* _Saved entries_
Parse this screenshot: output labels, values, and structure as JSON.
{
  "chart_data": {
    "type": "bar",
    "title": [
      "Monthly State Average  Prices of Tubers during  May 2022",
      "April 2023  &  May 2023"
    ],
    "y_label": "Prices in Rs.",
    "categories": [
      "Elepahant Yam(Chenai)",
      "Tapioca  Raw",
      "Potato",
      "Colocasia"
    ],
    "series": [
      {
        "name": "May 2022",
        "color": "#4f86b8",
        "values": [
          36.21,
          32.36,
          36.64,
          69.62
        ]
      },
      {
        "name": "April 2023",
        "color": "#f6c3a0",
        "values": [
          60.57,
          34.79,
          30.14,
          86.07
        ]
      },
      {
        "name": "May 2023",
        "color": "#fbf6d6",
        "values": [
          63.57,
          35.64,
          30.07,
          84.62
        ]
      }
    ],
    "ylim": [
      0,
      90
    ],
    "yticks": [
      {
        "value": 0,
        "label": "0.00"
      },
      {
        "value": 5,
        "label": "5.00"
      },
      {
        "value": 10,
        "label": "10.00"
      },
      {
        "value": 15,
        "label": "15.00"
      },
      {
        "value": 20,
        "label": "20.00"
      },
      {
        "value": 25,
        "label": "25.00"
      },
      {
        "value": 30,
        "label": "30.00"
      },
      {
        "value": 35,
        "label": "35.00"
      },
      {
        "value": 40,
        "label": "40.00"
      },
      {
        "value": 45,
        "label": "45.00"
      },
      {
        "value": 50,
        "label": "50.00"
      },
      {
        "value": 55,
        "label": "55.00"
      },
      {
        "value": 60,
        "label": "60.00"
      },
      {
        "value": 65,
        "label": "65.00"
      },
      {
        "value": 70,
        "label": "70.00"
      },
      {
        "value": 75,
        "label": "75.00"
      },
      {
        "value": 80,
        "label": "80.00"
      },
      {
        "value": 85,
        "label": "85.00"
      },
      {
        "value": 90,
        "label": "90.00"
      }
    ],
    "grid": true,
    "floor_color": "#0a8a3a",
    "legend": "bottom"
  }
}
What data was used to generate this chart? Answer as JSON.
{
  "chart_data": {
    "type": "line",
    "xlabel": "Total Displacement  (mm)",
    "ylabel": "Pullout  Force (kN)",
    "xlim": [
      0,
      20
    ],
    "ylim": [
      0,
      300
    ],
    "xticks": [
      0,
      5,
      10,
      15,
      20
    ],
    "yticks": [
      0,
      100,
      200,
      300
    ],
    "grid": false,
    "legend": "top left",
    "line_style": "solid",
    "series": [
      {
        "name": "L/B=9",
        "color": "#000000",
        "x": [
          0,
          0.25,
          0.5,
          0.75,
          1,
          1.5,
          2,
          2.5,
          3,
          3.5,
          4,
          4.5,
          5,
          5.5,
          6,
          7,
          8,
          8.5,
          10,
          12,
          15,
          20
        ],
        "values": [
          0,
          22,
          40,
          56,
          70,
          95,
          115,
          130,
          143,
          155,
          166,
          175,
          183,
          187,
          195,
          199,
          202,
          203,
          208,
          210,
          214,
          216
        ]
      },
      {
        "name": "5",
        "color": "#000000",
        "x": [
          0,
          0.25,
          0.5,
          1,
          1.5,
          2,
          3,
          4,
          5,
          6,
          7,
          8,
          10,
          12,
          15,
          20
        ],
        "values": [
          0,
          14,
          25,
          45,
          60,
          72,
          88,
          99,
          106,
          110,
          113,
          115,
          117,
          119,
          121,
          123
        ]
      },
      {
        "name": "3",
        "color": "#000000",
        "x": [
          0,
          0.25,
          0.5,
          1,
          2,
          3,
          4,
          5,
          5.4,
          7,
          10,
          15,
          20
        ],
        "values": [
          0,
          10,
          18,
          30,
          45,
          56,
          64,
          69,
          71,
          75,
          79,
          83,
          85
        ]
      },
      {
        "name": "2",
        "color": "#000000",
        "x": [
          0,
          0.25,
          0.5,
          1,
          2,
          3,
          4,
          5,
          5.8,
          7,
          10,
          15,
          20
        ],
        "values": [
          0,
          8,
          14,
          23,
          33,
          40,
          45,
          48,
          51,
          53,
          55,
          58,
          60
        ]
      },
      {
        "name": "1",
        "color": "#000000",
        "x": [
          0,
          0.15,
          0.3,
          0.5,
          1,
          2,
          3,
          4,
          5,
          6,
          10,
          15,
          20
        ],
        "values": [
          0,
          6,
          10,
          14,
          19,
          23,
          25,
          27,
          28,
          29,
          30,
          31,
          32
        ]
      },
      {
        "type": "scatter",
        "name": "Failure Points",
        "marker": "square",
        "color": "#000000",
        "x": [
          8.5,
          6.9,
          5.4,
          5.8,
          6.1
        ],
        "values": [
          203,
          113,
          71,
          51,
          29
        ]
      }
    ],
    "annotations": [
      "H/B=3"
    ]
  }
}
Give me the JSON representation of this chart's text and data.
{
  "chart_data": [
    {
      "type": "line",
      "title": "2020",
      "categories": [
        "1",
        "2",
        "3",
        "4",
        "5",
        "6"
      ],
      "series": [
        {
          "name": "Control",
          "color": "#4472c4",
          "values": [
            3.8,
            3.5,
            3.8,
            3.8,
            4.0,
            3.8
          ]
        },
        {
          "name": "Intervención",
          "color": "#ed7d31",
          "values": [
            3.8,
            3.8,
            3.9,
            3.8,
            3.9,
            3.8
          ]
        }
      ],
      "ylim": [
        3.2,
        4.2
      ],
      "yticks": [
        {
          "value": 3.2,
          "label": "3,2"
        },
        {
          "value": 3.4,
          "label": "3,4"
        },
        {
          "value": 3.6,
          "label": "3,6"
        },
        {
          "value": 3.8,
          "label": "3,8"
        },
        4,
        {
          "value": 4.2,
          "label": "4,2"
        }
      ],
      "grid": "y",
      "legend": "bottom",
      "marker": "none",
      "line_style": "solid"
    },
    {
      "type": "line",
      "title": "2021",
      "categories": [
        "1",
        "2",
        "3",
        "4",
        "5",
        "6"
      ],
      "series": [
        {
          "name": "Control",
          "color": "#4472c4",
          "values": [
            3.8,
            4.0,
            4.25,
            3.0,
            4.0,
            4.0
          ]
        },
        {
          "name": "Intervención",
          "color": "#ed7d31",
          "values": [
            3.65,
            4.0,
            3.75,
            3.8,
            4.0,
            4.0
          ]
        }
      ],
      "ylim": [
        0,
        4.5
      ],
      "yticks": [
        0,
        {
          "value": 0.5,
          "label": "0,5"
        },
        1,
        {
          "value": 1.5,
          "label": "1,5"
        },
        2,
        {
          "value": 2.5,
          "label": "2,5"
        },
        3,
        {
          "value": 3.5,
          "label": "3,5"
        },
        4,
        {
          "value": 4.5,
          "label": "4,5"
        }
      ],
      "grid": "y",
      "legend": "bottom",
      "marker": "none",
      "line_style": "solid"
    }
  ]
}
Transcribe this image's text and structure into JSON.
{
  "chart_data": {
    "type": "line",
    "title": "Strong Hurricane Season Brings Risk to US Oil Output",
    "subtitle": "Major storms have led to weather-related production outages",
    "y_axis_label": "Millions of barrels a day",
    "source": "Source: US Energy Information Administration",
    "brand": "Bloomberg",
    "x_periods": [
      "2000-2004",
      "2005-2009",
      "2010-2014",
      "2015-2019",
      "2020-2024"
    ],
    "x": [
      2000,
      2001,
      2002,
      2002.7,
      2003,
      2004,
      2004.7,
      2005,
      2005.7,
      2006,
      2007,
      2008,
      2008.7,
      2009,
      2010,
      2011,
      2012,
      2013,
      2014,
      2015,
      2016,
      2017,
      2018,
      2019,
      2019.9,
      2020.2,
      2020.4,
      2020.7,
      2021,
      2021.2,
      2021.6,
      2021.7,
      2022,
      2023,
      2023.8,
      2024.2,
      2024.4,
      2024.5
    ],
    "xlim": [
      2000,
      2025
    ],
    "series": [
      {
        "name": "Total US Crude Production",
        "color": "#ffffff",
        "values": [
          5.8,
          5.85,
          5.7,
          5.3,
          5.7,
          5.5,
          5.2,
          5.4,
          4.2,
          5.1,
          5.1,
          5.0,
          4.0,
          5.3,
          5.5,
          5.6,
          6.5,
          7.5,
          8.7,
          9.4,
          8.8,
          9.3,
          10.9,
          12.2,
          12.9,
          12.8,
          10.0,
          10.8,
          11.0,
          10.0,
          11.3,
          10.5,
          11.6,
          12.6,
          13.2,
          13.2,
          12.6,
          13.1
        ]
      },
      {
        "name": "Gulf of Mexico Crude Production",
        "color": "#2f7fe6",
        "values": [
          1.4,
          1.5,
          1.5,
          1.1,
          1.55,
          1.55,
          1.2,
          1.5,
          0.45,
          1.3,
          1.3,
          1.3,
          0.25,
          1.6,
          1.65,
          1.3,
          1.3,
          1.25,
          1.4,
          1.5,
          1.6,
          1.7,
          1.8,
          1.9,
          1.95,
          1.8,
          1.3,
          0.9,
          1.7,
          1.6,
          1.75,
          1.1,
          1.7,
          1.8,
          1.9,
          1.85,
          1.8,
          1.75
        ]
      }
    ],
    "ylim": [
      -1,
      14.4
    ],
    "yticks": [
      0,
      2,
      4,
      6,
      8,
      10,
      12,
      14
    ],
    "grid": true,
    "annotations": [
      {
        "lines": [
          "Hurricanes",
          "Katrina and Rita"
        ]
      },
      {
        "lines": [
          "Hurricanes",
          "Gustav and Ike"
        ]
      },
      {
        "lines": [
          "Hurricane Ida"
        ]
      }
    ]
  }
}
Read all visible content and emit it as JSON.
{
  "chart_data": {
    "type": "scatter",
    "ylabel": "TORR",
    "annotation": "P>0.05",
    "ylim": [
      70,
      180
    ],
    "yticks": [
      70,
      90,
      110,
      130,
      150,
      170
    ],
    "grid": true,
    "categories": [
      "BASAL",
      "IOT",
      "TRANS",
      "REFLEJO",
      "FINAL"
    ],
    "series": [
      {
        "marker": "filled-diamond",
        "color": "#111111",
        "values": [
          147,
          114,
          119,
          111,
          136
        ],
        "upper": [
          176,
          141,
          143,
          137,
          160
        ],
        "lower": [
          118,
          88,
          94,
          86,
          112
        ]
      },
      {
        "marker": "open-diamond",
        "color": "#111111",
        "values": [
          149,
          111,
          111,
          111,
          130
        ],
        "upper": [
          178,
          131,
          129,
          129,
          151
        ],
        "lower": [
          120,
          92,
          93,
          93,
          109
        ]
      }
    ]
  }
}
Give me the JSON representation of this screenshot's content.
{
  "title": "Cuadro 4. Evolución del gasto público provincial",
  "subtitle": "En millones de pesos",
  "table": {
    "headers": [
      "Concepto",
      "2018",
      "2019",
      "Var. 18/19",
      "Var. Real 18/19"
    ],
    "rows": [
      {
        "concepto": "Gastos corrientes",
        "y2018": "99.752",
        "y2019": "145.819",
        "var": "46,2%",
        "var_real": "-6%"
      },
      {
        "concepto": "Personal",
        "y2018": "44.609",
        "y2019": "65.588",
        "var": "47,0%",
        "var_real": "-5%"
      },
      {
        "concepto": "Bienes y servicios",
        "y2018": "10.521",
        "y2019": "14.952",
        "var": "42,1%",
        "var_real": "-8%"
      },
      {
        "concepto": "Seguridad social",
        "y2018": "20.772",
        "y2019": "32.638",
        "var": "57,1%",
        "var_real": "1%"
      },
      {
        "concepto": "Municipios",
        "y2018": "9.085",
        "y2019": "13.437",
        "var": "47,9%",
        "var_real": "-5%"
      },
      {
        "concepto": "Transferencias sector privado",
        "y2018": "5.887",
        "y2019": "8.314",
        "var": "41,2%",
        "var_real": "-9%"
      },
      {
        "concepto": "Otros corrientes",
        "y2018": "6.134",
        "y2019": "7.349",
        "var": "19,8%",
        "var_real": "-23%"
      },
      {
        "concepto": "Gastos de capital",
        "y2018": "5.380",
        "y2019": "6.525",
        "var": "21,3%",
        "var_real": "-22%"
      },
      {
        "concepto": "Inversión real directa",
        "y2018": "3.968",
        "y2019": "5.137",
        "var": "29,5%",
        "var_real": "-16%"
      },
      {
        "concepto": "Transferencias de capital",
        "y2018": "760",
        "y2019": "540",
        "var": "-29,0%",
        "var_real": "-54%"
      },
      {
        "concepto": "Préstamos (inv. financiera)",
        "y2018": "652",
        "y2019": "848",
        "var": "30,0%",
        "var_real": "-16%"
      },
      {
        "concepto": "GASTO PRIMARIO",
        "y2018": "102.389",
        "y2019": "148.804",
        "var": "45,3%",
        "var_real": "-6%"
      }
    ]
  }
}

* _Problem statement_
Go through the entries above and pull out each line with "Crude" in it.

* _Output below_
        "name": "Total US Crude Production",
        "name": "Gulf of Mexico Crude Production",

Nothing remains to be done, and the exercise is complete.